#### Document ####

Electrolytic capacitor

Electrolytic capacitor

An electrolytic capacitor is a type of capacitor that uses an ionic conducting liquid as one of its plates. Typically with a larger capacitance per unit volume than other types, they are valuable in relatively high-current and low-frequency electrical circuits. This is especially the case in power-supply filters, where they store charge needed to moderate output voltage and current fluctuations, in rectifier output. They are also widely used as coupling capacitors in circuits where AC should be conducted but DC should not.

Electrolytic capacitors can have a very high capacitance, allowing filters made with them to have very low corner frequencies.


There is no clear inventor of the electrolytic capacitor. It is one of the many technologies that spent many years as a laboratory curiosity, the classic "solution looking for a problem".

The principle of the electrolytic capacitor was discovered in 1886 by Charles Pollak, as part of his research into anodizing of aluminum and other metals. Pollack discovered that due to the thinness of the aluminum oxide layer produced, there was a very high capacitance between the aluminium and the electrolyte solution. A major problem was that most electrolytes tend to dissolve the oxide layer again when the power is removed, but he eventually found that sodium perborate (borax) would allow the layer to be formed and not attack it afterwards. He was granted a patent for the borax-solution aluminium electrolytic capacitor in 1897.

The first application of the technology was in making motor start capacitors for single-phase alternating current motors. Although most electrolytic capacitors are polarized, that is, they can only be operated with DC, by separately anodizing aluminum plates and then interleaving them in a borax bath, it is possible to make a capacitor that can be used for AC systems. 19th and early 20th century electrolytic capacitors bore little resemblance to modern types, being constructed more along the lines of a car battery. The borax electrolyte solution had to be periodically topped up with distilled water, again reminiscent of a lead acid battery

The first major application of DC versions of this type of capacitor was in large telephone exchanges, to "quieten" relay hash on the 48 volt DC power supplies.

The development of AC-operated domestic radio receivers in the late 1920s required the production of fairly large capacitance (for the time) high voltage capacitors, typically at least 4 microfarads and rated at around 500 volts DC. Waxed paper and oiled silk capacitors were available but devices with that order of capacitance and voltage rating were bulky and prohibitively expensive. The first attempt at a modern electrolytic capacitor was patented by Julius Lilienfeld in 1926. Lilienfeld's design was constructed rather along the lines of a silver mica capacitor, but with electrolyte-soaked paper sheets in place of the mica. It proved impractical to adequately seal the devices, and in the hot conditions inside typical AC operated radio receivers they quickly dried out and failed.

Retired US Navy engineer Ralph D Mershon is credited with developing the first commercially available "radio" electrolytic capacitor that was used in any quantity, (although other researchers produced broadly similar devices). The "Mershon Condenser" as it was known, was constructed similarly to a conventional paper capacitor, with two long strips of aluminum foil interwound with strips of insulating paper, but with the paper saturated with electrolyte solution instead of wax. Rather than trying to hermetically seal the devices, Mershon's solution was to simply fit the capacitor into an oversize aluminum or copper can, half-filled with extra electrolyte. (These are referred to by vintage radio enthusiasts as "wet electrolytics", and ones with liquid still inside are prized collectors items).

#### Given records ####

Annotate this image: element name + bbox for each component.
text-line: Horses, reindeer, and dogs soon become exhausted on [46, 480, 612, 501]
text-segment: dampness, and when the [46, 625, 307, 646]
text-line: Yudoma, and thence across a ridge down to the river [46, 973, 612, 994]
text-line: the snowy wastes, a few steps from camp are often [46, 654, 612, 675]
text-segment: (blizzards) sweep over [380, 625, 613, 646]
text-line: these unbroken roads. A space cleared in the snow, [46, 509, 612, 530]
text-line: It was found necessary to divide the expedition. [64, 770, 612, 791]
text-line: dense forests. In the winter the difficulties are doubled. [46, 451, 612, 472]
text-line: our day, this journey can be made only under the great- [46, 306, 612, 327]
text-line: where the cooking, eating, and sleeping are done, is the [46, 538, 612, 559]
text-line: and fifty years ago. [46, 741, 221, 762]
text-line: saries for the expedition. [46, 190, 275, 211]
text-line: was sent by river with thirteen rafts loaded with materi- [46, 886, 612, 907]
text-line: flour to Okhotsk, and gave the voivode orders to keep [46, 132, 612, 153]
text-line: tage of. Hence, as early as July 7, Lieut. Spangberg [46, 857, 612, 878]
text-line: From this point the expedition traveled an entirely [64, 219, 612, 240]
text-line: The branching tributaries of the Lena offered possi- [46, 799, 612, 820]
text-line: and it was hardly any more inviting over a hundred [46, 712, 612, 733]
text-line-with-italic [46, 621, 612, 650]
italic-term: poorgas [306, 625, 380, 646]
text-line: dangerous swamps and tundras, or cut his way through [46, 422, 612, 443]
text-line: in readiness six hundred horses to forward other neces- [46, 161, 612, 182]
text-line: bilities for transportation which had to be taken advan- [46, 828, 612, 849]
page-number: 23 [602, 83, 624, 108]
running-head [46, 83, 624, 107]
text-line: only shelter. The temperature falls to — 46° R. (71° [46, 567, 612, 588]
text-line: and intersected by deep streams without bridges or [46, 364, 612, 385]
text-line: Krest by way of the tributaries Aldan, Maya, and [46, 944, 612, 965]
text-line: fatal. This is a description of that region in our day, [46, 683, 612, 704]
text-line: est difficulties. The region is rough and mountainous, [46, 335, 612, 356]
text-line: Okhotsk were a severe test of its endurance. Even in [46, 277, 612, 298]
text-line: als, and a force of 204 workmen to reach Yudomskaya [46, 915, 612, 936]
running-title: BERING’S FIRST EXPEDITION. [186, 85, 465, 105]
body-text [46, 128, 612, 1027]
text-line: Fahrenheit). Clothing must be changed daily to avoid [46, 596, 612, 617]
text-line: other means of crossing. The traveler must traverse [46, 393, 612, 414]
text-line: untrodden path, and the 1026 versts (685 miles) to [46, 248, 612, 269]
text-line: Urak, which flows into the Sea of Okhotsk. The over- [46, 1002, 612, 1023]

####

- **Exercise brief**:
In the text on electrolytic capacitors, who patented the first attempt at a modern electrolytic capacitor, and in what year?

- **Complete answer**:
Julius Lilienfeld patented it in 1926.